───── DATA SUPPLIED ─────
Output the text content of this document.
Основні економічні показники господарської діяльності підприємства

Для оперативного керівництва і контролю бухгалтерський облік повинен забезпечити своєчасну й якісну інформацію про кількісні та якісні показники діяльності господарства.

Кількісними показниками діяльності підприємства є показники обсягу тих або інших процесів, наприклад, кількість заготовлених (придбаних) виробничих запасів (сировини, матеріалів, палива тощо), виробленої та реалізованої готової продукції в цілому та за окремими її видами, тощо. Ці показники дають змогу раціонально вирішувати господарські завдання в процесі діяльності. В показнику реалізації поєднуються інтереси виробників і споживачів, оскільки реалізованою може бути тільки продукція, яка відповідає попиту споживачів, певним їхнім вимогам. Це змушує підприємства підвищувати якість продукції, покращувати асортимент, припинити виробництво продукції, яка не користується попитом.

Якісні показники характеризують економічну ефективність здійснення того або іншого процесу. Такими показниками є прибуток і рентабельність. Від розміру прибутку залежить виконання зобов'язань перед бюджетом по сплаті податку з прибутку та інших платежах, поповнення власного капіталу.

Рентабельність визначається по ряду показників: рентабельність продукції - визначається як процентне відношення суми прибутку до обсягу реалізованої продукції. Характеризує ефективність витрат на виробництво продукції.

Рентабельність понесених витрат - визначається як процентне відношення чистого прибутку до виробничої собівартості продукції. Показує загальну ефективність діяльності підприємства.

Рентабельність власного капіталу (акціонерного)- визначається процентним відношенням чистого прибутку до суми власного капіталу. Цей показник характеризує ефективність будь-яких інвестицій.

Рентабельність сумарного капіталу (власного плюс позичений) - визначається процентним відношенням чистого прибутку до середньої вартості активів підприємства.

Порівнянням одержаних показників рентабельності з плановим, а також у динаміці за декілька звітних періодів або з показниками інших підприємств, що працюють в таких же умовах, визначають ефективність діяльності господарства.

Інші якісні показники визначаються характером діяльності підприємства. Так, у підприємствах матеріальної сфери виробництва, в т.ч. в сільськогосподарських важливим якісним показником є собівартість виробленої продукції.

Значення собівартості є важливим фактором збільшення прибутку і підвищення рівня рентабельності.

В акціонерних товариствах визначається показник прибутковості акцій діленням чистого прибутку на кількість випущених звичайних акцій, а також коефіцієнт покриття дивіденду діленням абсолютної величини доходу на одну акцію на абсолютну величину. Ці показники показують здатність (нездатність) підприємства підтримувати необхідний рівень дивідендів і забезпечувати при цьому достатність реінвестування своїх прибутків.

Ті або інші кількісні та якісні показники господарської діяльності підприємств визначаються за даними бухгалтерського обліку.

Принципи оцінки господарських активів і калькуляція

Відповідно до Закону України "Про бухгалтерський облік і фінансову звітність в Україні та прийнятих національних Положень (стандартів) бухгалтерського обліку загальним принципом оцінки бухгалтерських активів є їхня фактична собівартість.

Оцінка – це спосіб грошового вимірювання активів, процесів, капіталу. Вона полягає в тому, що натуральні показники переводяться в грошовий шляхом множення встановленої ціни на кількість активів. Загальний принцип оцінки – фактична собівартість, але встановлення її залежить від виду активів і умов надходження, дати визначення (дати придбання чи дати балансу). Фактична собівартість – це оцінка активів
─────
Please quote every record above exactly as it appears.

Output the text content of this document.
Основні економічні показники господарської діяльності підприємства

Для оперативного керівництва і контролю бухгалтерський облік повинен забезпечити своєчасну й якісну інформацію про кількісні та якісні показники діяльності господарства.

Кількісними показниками діяльності підприємства є показники обсягу тих або інших процесів, наприклад, кількість заготовлених (придбаних) виробничих запасів (сировини, матеріалів, палива тощо), виробленої та реалізованої готової продукції в цілому та за окремими її видами, тощо. Ці показники дають змогу раціонально вирішувати господарські завдання в процесі діяльності. В показнику реалізації поєднуються інтереси виробників і споживачів, оскільки реалізованою може бути тільки продукція, яка відповідає попиту споживачів, певним їхнім вимогам. Це змушує підприємства підвищувати якість продукції, покращувати асортимент, припинити виробництво продукції, яка не користується попитом.

Якісні показники характеризують економічну ефективність здійснення того або іншого процесу. Такими показниками є прибуток і рентабельність. Від розміру прибутку залежить виконання зобов'язань перед бюджетом по сплаті податку з прибутку та інших платежах, поповнення власного капіталу.

Рентабельність визначається по ряду показників: рентабельність продукції - визначається як процентне відношення суми прибутку до обсягу реалізованої продукції. Характеризує ефективність витрат на виробництво продукції.

Рентабельність понесених витрат - визначається як процентне відношення чистого прибутку до виробничої собівартості продукції. Показує загальну ефективність діяльності підприємства.

Рентабельність власного капіталу (акціонерного)- визначається процентним відношенням чистого прибутку до суми власного капіталу. Цей показник характеризує ефективність будь-яких інвестицій.

Рентабельність сумарного капіталу (власного плюс позичений) - визначається процентним відношенням чистого прибутку до середньої вартості активів підприємства.

Порівнянням одержаних показників рентабельності з плановим, а також у динаміці за декілька звітних періодів або з показниками інших підприємств, що працюють в таких же умовах, визначають ефективність діяльності господарства.

Інші якісні показники визначаються характером діяльності підприємства. Так, у підприємствах матеріальної сфери виробництва, в т.ч. в сільськогосподарських важливим якісним показником є собівартість виробленої продукції.

Значення собівартості є важливим фактором збільшення прибутку і підвищення рівня рентабельності.

В акціонерних товариствах визначається показник прибутковості акцій діленням чистого прибутку на кількість випущених звичайних акцій, а також коефіцієнт покриття дивіденду діленням абсолютної величини доходу на одну акцію на абсолютну величину. Ці показники показують здатність (нездатність) підприємства підтримувати необхідний рівень дивідендів і забезпечувати при цьому достатність реінвестування своїх прибутків.

Ті або інші кількісні та якісні показники господарської діяльності підприємств визначаються за даними бухгалтерського обліку.

Принципи оцінки господарських активів і калькуляція

Відповідно до Закону України "Про бухгалтерський облік і фінансову звітність в Україні та прийнятих національних Положень (стандартів) бухгалтерського обліку загальним принципом оцінки бухгалтерських активів є їхня фактична собівартість.

Оцінка – це спосіб грошового вимірювання активів, процесів, капіталу. Вона полягає в тому, що натуральні показники переводяться в грошовий шляхом множення встановленої ціни на кількість активів. Загальний принцип оцінки – фактична собівартість, але встановлення її залежить від виду активів і умов надходження, дати визначення (дати придбання чи дати балансу). Фактична собівартість – це оцінка активів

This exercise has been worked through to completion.